* Start Excerpted data *
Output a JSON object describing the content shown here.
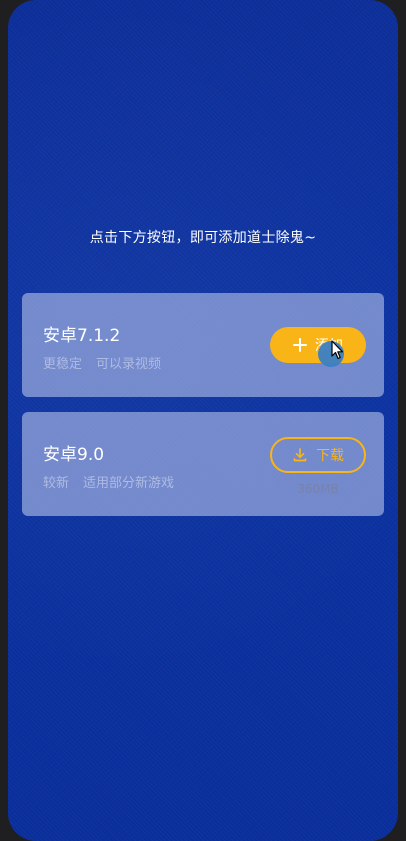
{
  "instruction": "点击下方按钮，即可添加道士除鬼~",
  "versions": [
    {
      "title": "安卓7.1.2",
      "meta": [
        "更稳定",
        "可以录视频"
      ],
      "action_label": "添加",
      "action_icon": "plus-icon"
    },
    {
      "title": "安卓9.0",
      "meta": [
        "较新",
        "适用部分新游戏"
      ],
      "action_label": "下载",
      "action_icon": "download-icon",
      "size": "360MB"
    }
  ],
  "colors": {
    "background": "#0c33a3",
    "accent": "#f9b417",
    "card": "#b1bee6"
  }
}
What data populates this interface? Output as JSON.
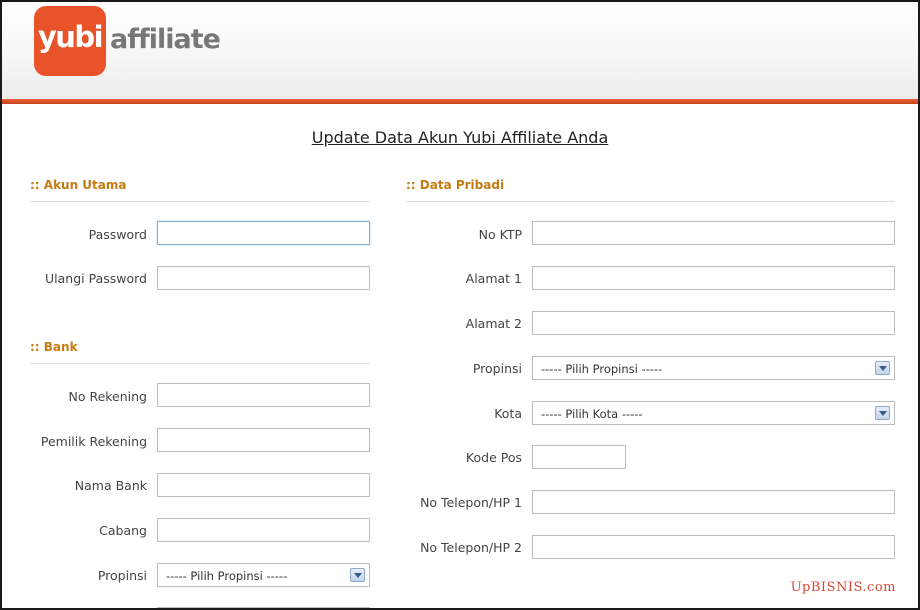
{
  "header": {
    "logo_badge": "yubi",
    "logo_affiliate": "affiliate"
  },
  "page_title": "Update Data Akun Yubi Affiliate Anda",
  "akun_utama": {
    "title": ":: Akun Utama",
    "password_label": "Password",
    "ulangi_password_label": "Ulangi Password"
  },
  "bank": {
    "title": ":: Bank",
    "no_rekening_label": "No Rekening",
    "pemilik_rekening_label": "Pemilik Rekening",
    "nama_bank_label": "Nama Bank",
    "cabang_label": "Cabang",
    "propinsi_label": "Propinsi",
    "propinsi_selected": "----- Pilih Propinsi -----"
  },
  "data_pribadi": {
    "title": ":: Data Pribadi",
    "no_ktp_label": "No KTP",
    "alamat1_label": "Alamat 1",
    "alamat2_label": "Alamat 2",
    "propinsi_label": "Propinsi",
    "propinsi_selected": "----- Pilih Propinsi -----",
    "kota_label": "Kota",
    "kota_selected": "----- Pilih Kota -----",
    "kode_pos_label": "Kode Pos",
    "no_telepon1_label": "No Telepon/HP 1",
    "no_telepon2_label": "No Telepon/HP 2"
  },
  "watermark": "UpBISNIS.com",
  "colors": {
    "brand_orange": "#e8532a",
    "section_title": "#c67a12",
    "watermark": "#d64a3a"
  }
}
* End Excerpted data *
*Task to carry out:* Gather every line from the entries above where the word "Pilih" appears, and copy them.

*Answer:*
    "propinsi_selected": "----- Pilih Propinsi -----"
    "propinsi_selected": "----- Pilih Propinsi -----",
    "kota_selected": "----- Pilih Kota -----",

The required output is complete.